(DATA LINES):
* * * * * * *
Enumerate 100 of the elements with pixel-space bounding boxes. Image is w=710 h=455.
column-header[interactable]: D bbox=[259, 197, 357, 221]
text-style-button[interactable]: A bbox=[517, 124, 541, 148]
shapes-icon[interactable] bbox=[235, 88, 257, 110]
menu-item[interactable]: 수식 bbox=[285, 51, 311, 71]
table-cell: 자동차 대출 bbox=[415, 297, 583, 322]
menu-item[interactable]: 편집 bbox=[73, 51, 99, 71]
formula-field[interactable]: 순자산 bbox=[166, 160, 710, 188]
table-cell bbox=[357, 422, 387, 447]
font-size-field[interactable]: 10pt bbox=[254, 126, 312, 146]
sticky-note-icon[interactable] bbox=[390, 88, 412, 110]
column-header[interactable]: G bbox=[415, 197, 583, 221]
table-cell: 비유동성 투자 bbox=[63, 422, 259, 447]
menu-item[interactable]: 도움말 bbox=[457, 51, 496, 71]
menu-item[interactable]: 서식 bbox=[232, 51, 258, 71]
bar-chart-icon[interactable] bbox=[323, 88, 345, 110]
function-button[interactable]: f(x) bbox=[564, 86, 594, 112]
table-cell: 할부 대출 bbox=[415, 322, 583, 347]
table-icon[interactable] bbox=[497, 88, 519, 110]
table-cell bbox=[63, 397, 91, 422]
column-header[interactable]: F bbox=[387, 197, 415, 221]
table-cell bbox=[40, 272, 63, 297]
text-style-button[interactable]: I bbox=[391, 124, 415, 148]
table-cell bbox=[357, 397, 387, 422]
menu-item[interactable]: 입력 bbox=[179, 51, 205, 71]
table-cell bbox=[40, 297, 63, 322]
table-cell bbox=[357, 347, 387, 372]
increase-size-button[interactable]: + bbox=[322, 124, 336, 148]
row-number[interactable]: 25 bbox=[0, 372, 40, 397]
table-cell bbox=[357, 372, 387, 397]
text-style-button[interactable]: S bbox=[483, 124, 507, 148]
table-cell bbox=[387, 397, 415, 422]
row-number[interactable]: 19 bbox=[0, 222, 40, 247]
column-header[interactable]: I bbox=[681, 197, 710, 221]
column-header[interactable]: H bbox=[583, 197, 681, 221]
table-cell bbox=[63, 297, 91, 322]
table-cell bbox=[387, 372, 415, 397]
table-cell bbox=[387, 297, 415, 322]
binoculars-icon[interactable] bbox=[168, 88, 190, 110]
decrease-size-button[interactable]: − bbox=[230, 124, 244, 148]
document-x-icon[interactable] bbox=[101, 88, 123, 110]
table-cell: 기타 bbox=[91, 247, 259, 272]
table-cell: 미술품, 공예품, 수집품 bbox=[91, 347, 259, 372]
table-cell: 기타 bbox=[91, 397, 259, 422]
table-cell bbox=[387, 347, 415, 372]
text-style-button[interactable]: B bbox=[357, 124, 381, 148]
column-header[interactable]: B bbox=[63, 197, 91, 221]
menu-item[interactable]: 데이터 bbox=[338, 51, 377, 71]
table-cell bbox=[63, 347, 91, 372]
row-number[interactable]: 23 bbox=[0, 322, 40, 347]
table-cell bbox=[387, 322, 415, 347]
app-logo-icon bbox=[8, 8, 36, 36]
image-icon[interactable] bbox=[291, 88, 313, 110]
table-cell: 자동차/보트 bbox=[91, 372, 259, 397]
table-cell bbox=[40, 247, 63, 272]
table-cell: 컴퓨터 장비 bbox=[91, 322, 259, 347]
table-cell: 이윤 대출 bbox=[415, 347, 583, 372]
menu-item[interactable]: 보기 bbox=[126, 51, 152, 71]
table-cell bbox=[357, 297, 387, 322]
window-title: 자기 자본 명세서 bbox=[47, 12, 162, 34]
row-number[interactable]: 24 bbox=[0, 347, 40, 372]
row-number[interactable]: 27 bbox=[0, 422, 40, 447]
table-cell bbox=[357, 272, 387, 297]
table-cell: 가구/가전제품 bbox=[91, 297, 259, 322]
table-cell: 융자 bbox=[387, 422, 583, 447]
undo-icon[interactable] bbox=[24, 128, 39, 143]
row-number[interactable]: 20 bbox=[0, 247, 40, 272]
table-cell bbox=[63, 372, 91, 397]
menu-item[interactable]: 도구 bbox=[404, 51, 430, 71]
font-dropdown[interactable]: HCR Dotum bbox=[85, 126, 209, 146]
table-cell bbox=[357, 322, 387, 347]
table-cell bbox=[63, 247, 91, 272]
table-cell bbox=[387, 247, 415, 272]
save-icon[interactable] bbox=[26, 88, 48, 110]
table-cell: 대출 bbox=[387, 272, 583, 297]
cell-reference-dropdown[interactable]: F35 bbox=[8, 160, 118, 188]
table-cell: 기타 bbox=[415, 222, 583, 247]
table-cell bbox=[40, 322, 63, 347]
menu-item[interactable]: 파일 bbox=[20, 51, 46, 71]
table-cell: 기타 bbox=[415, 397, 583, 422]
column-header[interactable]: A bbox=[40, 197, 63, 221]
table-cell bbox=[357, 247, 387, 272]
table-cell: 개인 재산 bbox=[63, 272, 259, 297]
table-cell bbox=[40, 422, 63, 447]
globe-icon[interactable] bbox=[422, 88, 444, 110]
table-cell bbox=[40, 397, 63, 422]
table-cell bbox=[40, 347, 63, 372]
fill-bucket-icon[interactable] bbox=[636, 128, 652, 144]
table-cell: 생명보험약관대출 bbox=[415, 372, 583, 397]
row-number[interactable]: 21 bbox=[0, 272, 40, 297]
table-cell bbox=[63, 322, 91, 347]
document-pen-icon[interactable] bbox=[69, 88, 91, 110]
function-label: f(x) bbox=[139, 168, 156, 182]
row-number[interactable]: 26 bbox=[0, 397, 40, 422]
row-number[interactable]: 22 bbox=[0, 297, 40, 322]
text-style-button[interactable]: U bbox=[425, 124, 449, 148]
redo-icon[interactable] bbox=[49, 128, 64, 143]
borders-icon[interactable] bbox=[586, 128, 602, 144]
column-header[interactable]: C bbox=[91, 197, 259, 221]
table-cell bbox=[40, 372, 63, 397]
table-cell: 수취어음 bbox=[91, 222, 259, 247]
* * * * * * *
(AIM OF THE EXERCISE): Reproduce the records above in full, substituting "grid-cell" for every occurrence of "table-cell" and leaving all other text unchanged.

(TASK RESPONSE):
Enumerate 100 of the elements with pixel-space bounding boxes. Image is w=710 h=455.
column-header[interactable]: D bbox=[259, 197, 357, 221]
text-style-button[interactable]: A bbox=[517, 124, 541, 148]
shapes-icon[interactable] bbox=[235, 88, 257, 110]
menu-item[interactable]: 수식 bbox=[285, 51, 311, 71]
grid-cell: 자동차 대출 bbox=[415, 297, 583, 322]
menu-item[interactable]: 편집 bbox=[73, 51, 99, 71]
formula-field[interactable]: 순자산 bbox=[166, 160, 710, 188]
grid-cell bbox=[357, 422, 387, 447]
font-size-field[interactable]: 10pt bbox=[254, 126, 312, 146]
sticky-note-icon[interactable] bbox=[390, 88, 412, 110]
column-header[interactable]: G bbox=[415, 197, 583, 221]
grid-cell: 비유동성 투자 bbox=[63, 422, 259, 447]
menu-item[interactable]: 도움말 bbox=[457, 51, 496, 71]
menu-item[interactable]: 서식 bbox=[232, 51, 258, 71]
bar-chart-icon[interactable] bbox=[323, 88, 345, 110]
function-button[interactable]: f(x) bbox=[564, 86, 594, 112]
grid-cell: 할부 대출 bbox=[415, 322, 583, 347]
table-icon[interactable] bbox=[497, 88, 519, 110]
grid-cell bbox=[63, 397, 91, 422]
column-header[interactable]: F bbox=[387, 197, 415, 221]
grid-cell bbox=[40, 272, 63, 297]
text-style-button[interactable]: I bbox=[391, 124, 415, 148]
grid-cell bbox=[357, 397, 387, 422]
menu-item[interactable]: 입력 bbox=[179, 51, 205, 71]
grid-cell bbox=[40, 297, 63, 322]
grid-cell bbox=[357, 347, 387, 372]
increase-size-button[interactable]: + bbox=[322, 124, 336, 148]
row-number[interactable]: 25 bbox=[0, 372, 40, 397]
grid-cell bbox=[357, 372, 387, 397]
text-style-button[interactable]: S bbox=[483, 124, 507, 148]
grid-cell bbox=[387, 397, 415, 422]
row-number[interactable]: 19 bbox=[0, 222, 40, 247]
column-header[interactable]: I bbox=[681, 197, 710, 221]
column-header[interactable]: H bbox=[583, 197, 681, 221]
grid-cell bbox=[63, 297, 91, 322]
grid-cell bbox=[387, 372, 415, 397]
grid-cell bbox=[387, 297, 415, 322]
binoculars-icon[interactable] bbox=[168, 88, 190, 110]
decrease-size-button[interactable]: − bbox=[230, 124, 244, 148]
document-x-icon[interactable] bbox=[101, 88, 123, 110]
grid-cell: 기타 bbox=[91, 247, 259, 272]
grid-cell: 미술품, 공예품, 수집품 bbox=[91, 347, 259, 372]
grid-cell: 기타 bbox=[91, 397, 259, 422]
grid-cell bbox=[387, 347, 415, 372]
text-style-button[interactable]: B bbox=[357, 124, 381, 148]
column-header[interactable]: B bbox=[63, 197, 91, 221]
menu-item[interactable]: 데이터 bbox=[338, 51, 377, 71]
grid-cell bbox=[63, 347, 91, 372]
row-number[interactable]: 23 bbox=[0, 322, 40, 347]
grid-cell bbox=[387, 322, 415, 347]
app-logo-icon bbox=[8, 8, 36, 36]
image-icon[interactable] bbox=[291, 88, 313, 110]
grid-cell: 자동차/보트 bbox=[91, 372, 259, 397]
grid-cell bbox=[40, 247, 63, 272]
grid-cell: 컴퓨터 장비 bbox=[91, 322, 259, 347]
grid-cell: 이윤 대출 bbox=[415, 347, 583, 372]
menu-item[interactable]: 보기 bbox=[126, 51, 152, 71]
grid-cell bbox=[357, 297, 387, 322]
window-title: 자기 자본 명세서 bbox=[47, 12, 162, 34]
row-number[interactable]: 24 bbox=[0, 347, 40, 372]
row-number[interactable]: 27 bbox=[0, 422, 40, 447]
grid-cell bbox=[357, 272, 387, 297]
grid-cell: 가구/가전제품 bbox=[91, 297, 259, 322]
grid-cell: 융자 bbox=[387, 422, 583, 447]
undo-icon[interactable] bbox=[24, 128, 39, 143]
row-number[interactable]: 20 bbox=[0, 247, 40, 272]
grid-cell bbox=[63, 372, 91, 397]
menu-item[interactable]: 도구 bbox=[404, 51, 430, 71]
font-dropdown[interactable]: HCR Dotum bbox=[85, 126, 209, 146]
grid-cell bbox=[357, 322, 387, 347]
grid-cell bbox=[63, 247, 91, 272]
grid-cell bbox=[387, 247, 415, 272]
save-icon[interactable] bbox=[26, 88, 48, 110]
grid-cell: 대출 bbox=[387, 272, 583, 297]
cell-reference-dropdown[interactable]: F35 bbox=[8, 160, 118, 188]
grid-cell: 기타 bbox=[415, 222, 583, 247]
grid-cell bbox=[40, 322, 63, 347]
menu-item[interactable]: 파일 bbox=[20, 51, 46, 71]
grid-cell: 기타 bbox=[415, 397, 583, 422]
column-header[interactable]: A bbox=[40, 197, 63, 221]
grid-cell bbox=[357, 247, 387, 272]
grid-cell: 개인 재산 bbox=[63, 272, 259, 297]
grid-cell bbox=[40, 422, 63, 447]
globe-icon[interactable] bbox=[422, 88, 444, 110]
grid-cell bbox=[40, 397, 63, 422]
grid-cell bbox=[40, 347, 63, 372]
fill-bucket-icon[interactable] bbox=[636, 128, 652, 144]
grid-cell: 생명보험약관대출 bbox=[415, 372, 583, 397]
row-number[interactable]: 21 bbox=[0, 272, 40, 297]
grid-cell bbox=[63, 322, 91, 347]
document-pen-icon[interactable] bbox=[69, 88, 91, 110]
function-label: f(x) bbox=[139, 168, 156, 182]
row-number[interactable]: 26 bbox=[0, 397, 40, 422]
row-number[interactable]: 22 bbox=[0, 297, 40, 322]
text-style-button[interactable]: U bbox=[425, 124, 449, 148]
redo-icon[interactable] bbox=[49, 128, 64, 143]
borders-icon[interactable] bbox=[586, 128, 602, 144]
column-header[interactable]: C bbox=[91, 197, 259, 221]
grid-cell bbox=[40, 372, 63, 397]
grid-cell: 수취어음 bbox=[91, 222, 259, 247]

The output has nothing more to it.